**EXERCISE**.
From the listing below, extract each line containing the string "Test".

**RECORDS TO PROCESS**.
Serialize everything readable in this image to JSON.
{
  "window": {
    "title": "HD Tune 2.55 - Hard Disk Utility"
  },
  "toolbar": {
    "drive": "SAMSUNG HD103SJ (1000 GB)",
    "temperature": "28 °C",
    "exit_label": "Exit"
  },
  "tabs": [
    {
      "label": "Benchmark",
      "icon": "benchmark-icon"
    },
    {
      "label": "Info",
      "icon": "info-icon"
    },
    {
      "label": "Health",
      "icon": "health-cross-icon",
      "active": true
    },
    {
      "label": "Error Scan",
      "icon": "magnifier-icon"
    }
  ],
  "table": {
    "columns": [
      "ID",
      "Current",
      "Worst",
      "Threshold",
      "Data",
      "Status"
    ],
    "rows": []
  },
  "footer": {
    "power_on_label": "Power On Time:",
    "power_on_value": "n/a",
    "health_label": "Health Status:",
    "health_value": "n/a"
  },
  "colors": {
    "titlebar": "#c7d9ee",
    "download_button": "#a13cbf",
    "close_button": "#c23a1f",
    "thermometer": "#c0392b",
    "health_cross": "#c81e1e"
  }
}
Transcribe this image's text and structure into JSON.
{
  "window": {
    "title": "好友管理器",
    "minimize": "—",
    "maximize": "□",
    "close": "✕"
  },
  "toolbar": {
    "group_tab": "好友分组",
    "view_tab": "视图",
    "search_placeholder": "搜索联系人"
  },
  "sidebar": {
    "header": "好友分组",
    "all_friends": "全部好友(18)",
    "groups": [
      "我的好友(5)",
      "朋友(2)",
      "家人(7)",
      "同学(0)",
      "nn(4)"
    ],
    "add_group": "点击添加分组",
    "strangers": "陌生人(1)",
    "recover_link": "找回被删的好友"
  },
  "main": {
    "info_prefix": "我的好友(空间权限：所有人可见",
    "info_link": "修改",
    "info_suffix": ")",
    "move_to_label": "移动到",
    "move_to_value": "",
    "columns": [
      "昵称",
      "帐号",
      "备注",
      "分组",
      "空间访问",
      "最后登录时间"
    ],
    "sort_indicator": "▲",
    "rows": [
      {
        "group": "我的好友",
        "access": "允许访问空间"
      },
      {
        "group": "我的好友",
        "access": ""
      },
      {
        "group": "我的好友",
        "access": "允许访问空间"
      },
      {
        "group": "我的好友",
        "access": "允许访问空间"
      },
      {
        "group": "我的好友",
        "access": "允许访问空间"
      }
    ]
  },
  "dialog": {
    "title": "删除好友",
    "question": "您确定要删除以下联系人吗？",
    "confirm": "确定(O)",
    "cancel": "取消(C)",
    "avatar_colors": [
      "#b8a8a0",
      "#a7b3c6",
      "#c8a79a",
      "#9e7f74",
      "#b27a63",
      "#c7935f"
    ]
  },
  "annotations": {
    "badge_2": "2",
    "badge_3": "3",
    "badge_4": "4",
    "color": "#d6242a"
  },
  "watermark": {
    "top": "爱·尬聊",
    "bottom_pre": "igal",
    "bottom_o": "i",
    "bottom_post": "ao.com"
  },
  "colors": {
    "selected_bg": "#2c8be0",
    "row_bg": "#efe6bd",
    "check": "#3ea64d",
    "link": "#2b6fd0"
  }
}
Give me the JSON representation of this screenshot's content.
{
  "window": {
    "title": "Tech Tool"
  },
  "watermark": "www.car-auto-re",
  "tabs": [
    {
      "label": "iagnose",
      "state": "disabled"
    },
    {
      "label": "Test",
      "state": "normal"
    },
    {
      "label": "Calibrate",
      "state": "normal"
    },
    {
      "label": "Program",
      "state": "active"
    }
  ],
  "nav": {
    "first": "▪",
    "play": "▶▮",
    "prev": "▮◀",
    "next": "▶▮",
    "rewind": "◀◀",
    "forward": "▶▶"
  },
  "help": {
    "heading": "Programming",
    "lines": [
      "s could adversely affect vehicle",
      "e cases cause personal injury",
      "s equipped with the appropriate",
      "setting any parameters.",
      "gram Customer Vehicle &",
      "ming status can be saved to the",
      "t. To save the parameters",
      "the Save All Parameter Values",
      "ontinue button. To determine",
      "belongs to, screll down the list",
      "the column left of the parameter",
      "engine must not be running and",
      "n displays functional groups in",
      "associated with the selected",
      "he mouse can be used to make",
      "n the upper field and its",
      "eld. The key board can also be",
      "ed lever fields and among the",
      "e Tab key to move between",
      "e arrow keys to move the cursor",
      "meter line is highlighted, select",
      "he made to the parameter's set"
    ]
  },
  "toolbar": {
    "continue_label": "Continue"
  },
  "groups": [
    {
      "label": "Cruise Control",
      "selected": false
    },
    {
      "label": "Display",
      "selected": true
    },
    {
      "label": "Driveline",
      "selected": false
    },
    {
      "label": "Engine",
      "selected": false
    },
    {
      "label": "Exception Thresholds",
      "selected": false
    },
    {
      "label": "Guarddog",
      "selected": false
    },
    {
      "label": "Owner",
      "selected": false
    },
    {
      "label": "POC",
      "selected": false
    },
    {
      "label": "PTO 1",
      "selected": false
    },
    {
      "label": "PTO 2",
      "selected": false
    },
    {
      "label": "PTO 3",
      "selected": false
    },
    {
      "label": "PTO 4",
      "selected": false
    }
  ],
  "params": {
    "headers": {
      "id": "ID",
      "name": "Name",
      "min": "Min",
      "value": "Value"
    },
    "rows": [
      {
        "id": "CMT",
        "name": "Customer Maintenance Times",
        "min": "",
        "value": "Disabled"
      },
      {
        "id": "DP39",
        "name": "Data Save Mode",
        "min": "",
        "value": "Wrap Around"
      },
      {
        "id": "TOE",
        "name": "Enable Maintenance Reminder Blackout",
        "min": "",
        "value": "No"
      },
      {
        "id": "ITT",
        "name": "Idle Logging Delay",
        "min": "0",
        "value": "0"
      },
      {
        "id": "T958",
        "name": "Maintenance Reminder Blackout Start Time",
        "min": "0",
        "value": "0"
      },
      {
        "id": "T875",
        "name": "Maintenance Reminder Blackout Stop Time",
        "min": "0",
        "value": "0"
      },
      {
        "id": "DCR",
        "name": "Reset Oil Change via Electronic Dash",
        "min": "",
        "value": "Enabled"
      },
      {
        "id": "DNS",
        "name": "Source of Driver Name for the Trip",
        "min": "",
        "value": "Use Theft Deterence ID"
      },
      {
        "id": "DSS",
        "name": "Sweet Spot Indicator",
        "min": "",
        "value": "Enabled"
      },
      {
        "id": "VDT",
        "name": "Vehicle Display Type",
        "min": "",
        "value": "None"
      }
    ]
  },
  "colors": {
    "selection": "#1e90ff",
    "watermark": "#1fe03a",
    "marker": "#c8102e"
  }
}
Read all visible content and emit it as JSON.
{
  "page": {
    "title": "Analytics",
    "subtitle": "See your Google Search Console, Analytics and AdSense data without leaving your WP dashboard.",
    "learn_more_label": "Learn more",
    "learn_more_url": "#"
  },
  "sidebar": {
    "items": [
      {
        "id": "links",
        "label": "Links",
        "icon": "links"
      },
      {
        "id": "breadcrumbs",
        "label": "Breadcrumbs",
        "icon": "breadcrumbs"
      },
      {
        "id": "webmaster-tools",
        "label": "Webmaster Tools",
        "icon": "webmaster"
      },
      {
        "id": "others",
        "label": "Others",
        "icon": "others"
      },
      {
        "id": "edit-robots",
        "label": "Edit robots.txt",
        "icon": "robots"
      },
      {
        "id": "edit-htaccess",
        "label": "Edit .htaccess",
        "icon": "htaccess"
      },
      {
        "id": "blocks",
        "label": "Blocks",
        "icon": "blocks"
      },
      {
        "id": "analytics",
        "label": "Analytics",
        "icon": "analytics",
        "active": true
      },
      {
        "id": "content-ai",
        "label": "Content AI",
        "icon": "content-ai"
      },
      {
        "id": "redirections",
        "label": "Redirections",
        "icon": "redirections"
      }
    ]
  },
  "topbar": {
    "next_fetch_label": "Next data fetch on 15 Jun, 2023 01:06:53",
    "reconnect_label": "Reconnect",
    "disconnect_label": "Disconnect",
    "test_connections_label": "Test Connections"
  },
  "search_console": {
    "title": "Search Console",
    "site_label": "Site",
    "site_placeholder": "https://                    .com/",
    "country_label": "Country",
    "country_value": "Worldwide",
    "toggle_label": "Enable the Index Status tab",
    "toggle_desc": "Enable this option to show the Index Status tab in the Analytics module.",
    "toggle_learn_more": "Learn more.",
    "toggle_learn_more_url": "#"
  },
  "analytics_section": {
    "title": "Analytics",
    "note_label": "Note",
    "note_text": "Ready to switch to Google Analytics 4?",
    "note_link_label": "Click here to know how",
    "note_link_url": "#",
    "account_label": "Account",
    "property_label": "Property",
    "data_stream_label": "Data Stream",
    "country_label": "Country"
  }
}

**ANSWER FOR THE TASK**.
      "label": "Test",
    "test_connections_label": "Test Connections"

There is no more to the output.